**SUPPLIED DATA:**
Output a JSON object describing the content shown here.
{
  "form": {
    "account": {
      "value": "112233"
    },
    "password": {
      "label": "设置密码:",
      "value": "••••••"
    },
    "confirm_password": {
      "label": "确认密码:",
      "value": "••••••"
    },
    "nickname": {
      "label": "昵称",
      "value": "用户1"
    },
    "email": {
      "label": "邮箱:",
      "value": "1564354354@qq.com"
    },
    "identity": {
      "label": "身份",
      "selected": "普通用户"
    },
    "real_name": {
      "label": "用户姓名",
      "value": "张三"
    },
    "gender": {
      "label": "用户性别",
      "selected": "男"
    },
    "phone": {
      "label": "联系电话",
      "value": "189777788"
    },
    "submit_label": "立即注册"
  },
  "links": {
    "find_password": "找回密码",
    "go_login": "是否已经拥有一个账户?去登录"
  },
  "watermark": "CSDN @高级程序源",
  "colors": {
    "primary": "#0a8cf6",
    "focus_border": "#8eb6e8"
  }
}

**PROBLEM:** All of the entries should be written out again exactly.

**ANSWER TO THIS TASK:**
Output a JSON object describing the content shown here.
{
  "form": {
    "account": {
      "value": "112233"
    },
    "password": {
      "label": "设置密码:",
      "value": "••••••"
    },
    "confirm_password": {
      "label": "确认密码:",
      "value": "••••••"
    },
    "nickname": {
      "label": "昵称",
      "value": "用户1"
    },
    "email": {
      "label": "邮箱:",
      "value": "1564354354@qq.com"
    },
    "identity": {
      "label": "身份",
      "selected": "普通用户"
    },
    "real_name": {
      "label": "用户姓名",
      "value": "张三"
    },
    "gender": {
      "label": "用户性别",
      "selected": "男"
    },
    "phone": {
      "label": "联系电话",
      "value": "189777788"
    },
    "submit_label": "立即注册"
  },
  "links": {
    "find_password": "找回密码",
    "go_login": "是否已经拥有一个账户?去登录"
  },
  "watermark": "CSDN @高级程序源",
  "colors": {
    "primary": "#0a8cf6",
    "focus_border": "#8eb6e8"
  }
}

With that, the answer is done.